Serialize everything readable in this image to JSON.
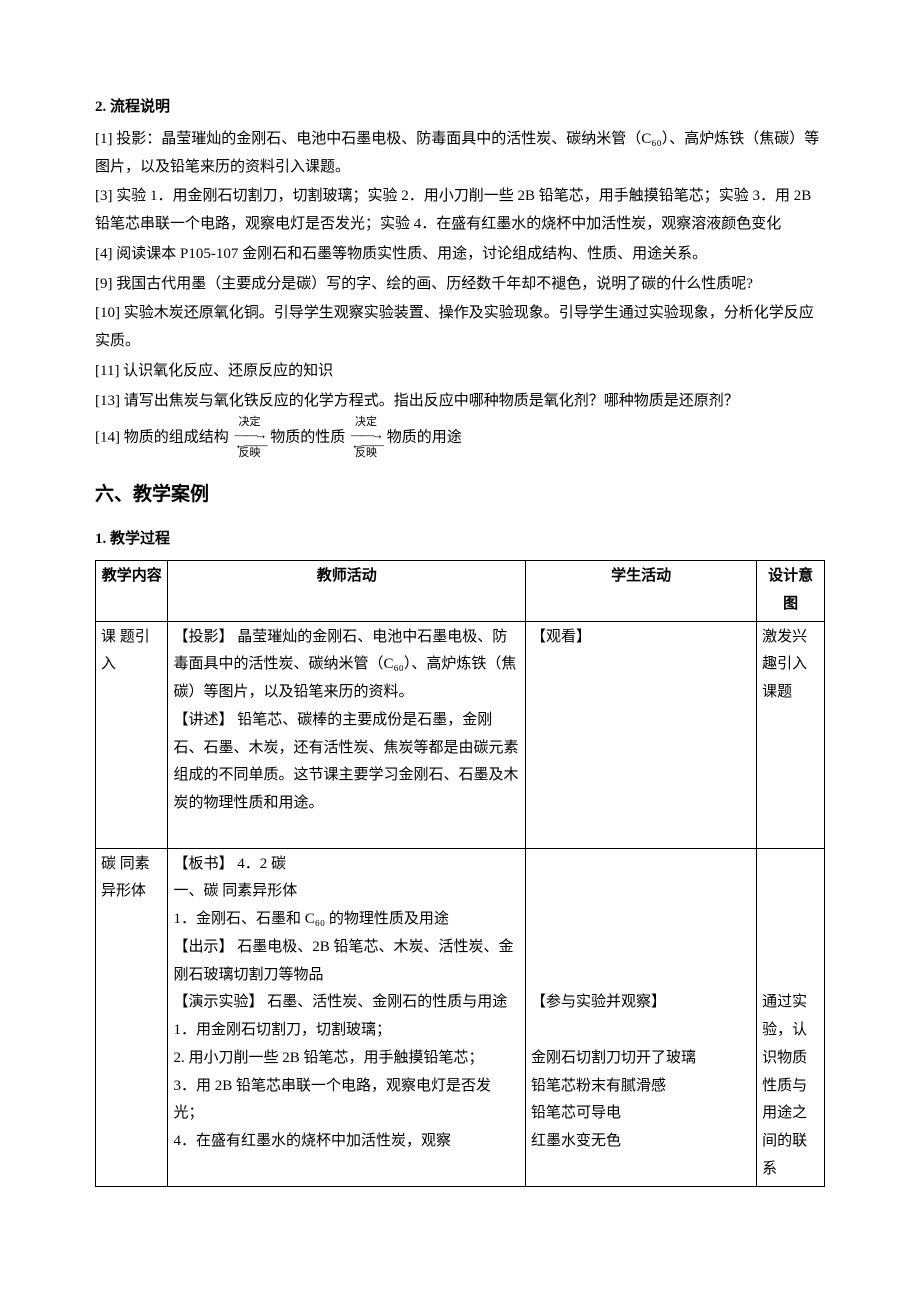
{
  "section2": {
    "title": "2. 流程说明",
    "items": [
      "[1] 投影：晶莹璀灿的金刚石、电池中石墨电极、防毒面具中的活性炭、碳纳米管（C₆₀）、高炉炼铁（焦碳）等图片，以及铅笔来历的资料引入课题。",
      "[3] 实验 1．用金刚石切割刀，切割玻璃；实验 2．用小刀削一些 2B 铅笔芯，用手触摸铅笔芯；实验 3．用 2B 铅笔芯串联一个电路，观察电灯是否发光；实验 4．在盛有红墨水的烧杯中加活性炭，观察溶液颜色变化",
      "[4] 阅读课本 P105-107 金刚石和石墨等物质实性质、用途，讨论组成结构、性质、用途关系。",
      "[9] 我国古代用墨（主要成分是碳）写的字、绘的画、历经数千年却不褪色，说明了碳的什么性质呢?",
      "[10] 实验木炭还原氧化铜。引导学生观察实验装置、操作及实验现象。引导学生通过实验现象，分析化学反应实质。",
      "[11] 认识氧化反应、还原反应的知识",
      "[13] 请写出焦炭与氧化铁反应的化学方程式。指出反应中哪种物质是氧化剂？哪种物质是还原剂？"
    ],
    "item14_prefix": "[14] 物质的组成结构",
    "item14_mid": "物质的性质",
    "item14_suffix": "物质的用途",
    "arrow_top": "决定",
    "arrow_bot": "反映"
  },
  "section6": {
    "title": "六、教学案例",
    "sub1": "1.  教学过程",
    "table": {
      "headers": [
        "教学内容",
        "教师活动",
        "学生活动",
        "设计意图"
      ],
      "rows": [
        {
          "c1": "课 题引入",
          "c2": "【投影】 晶莹璀灿的金刚石、电池中石墨电极、防毒面具中的活性炭、碳纳米管（C₆₀）、高炉炼铁（焦碳）等图片，以及铅笔来历的资料。\n【讲述】 铅笔芯、碳棒的主要成份是石墨，金刚石、石墨、木炭，还有活性炭、焦炭等都是由碳元素组成的不同单质。这节课主要学习金刚石、石墨及木炭的物理性质和用途。\n",
          "c3": "【观看】",
          "c4": "激发兴趣引入课题"
        },
        {
          "c1": "碳  同素  异形体",
          "c2": "【板书】 4．2   碳\n一、碳   同素异形体\n1．金刚石、石墨和 C₆₀ 的物理性质及用途\n【出示】 石墨电极、2B 铅笔芯、木炭、活性炭、金刚石玻璃切割刀等物品\n【演示实验】 石墨、活性炭、金刚石的性质与用途\n1．用金刚石切割刀，切割玻璃；\n2. 用小刀削一些 2B 铅笔芯，用手触摸铅笔芯；\n3．用 2B 铅笔芯串联一个电路，观察电灯是否发光；\n4．在盛有红墨水的烧杯中加活性炭，观察",
          "c3": "\n\n\n\n\n【参与实验并观察】\n\n金刚石切割刀切开了玻璃\n铅笔芯粉末有腻滑感\n铅笔芯可导电\n红墨水变无色",
          "c4": "\n\n\n\n\n通过实验，认识物质性质与用途之间的联系"
        }
      ]
    }
  }
}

• [Given problem] Identify every line holding the word "晶莹璀灿的金刚石" and copy it out.

• [Reply]
      "[1] 投影：晶莹璀灿的金刚石、电池中石墨电极、防毒面具中的活性炭、碳纳米管（C₆₀）、高炉炼铁（焦碳）等图片，以及铅笔来历的资料引入课题。",
          "c2": "【投影】 晶莹璀灿的金刚石、电池中石墨电极、防毒面具中的活性炭、碳纳米管（C₆₀）、高炉炼铁（焦碳）等图片，以及铅笔来历的资料。\n【讲述】 铅笔芯、碳棒的主要成份是石墨，金刚石、石墨、木炭，还有活性炭、焦炭等都是由碳元素组成的不同单质。这节课主要学习金刚石、石墨及木炭的物理性质和用途。\n",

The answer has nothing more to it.